═══ DATA SHOWN ═══

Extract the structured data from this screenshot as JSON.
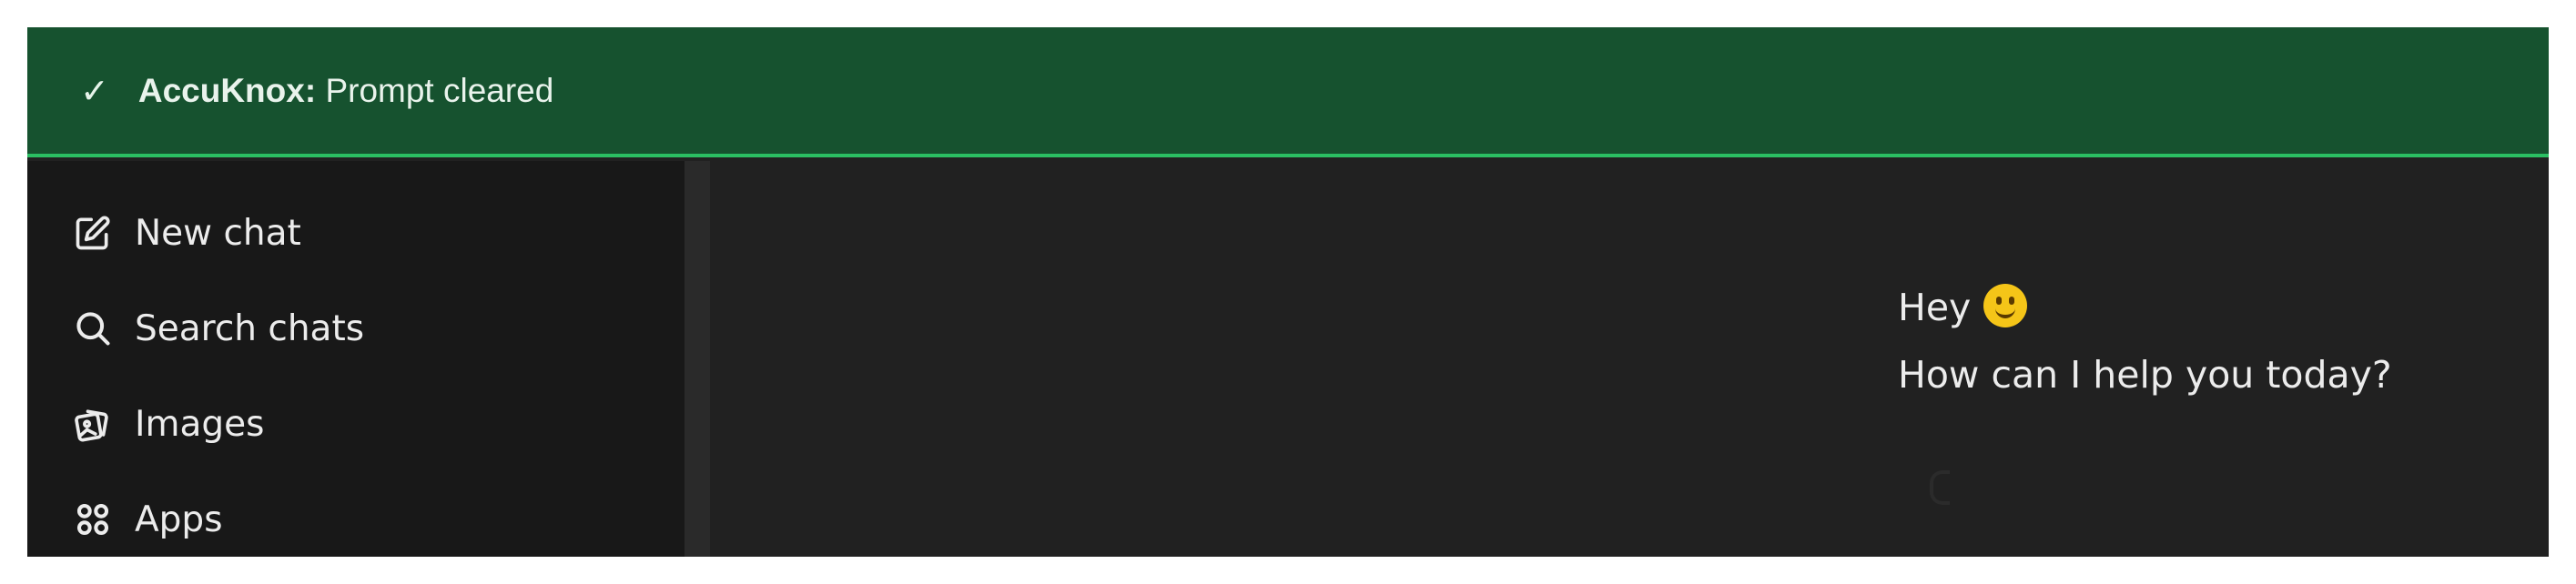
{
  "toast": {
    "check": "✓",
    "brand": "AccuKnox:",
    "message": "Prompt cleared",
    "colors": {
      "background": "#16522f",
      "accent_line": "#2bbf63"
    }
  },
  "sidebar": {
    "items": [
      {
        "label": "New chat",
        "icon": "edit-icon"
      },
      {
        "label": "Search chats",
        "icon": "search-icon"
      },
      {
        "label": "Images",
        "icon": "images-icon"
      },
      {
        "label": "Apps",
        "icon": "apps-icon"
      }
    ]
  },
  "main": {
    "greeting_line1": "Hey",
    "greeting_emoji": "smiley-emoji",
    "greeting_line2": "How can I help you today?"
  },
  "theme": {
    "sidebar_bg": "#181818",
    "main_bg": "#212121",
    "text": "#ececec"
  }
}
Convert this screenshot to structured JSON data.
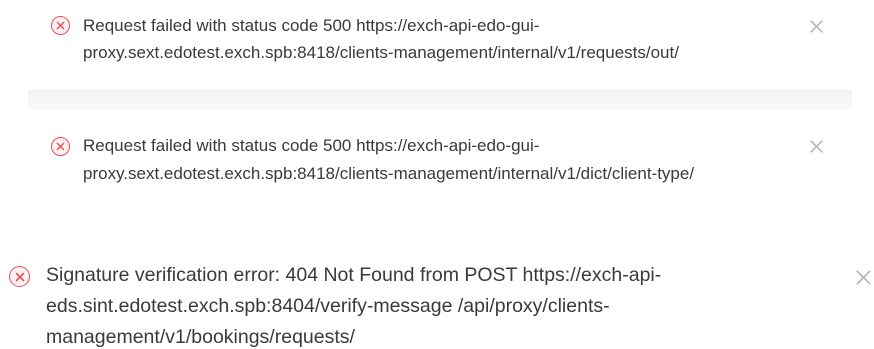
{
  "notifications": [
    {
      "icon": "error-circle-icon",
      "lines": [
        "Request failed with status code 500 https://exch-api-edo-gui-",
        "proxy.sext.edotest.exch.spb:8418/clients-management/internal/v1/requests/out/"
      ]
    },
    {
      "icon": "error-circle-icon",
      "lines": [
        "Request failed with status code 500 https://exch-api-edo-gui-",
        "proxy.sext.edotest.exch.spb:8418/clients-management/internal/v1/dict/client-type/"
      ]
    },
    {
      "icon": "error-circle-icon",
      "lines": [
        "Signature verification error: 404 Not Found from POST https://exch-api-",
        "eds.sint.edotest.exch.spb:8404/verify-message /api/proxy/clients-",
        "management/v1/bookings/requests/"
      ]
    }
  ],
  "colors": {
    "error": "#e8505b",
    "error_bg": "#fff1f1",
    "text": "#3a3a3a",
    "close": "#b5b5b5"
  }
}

═══

DIRECTIONS ▸
Beginning with the line that contains "Convert this screenshot" and ending with the last line of the data above, output those lines exactly and nothing more, without any pictures.

TASK RESULT ▸
Convert this screenshot to structured JSON data.
{
  "notifications": [
    {
      "icon": "error-circle-icon",
      "lines": [
        "Request failed with status code 500 https://exch-api-edo-gui-",
        "proxy.sext.edotest.exch.spb:8418/clients-management/internal/v1/requests/out/"
      ]
    },
    {
      "icon": "error-circle-icon",
      "lines": [
        "Request failed with status code 500 https://exch-api-edo-gui-",
        "proxy.sext.edotest.exch.spb:8418/clients-management/internal/v1/dict/client-type/"
      ]
    },
    {
      "icon": "error-circle-icon",
      "lines": [
        "Signature verification error: 404 Not Found from POST https://exch-api-",
        "eds.sint.edotest.exch.spb:8404/verify-message /api/proxy/clients-",
        "management/v1/bookings/requests/"
      ]
    }
  ],
  "colors": {
    "error": "#e8505b",
    "error_bg": "#fff1f1",
    "text": "#3a3a3a",
    "close": "#b5b5b5"
  }
}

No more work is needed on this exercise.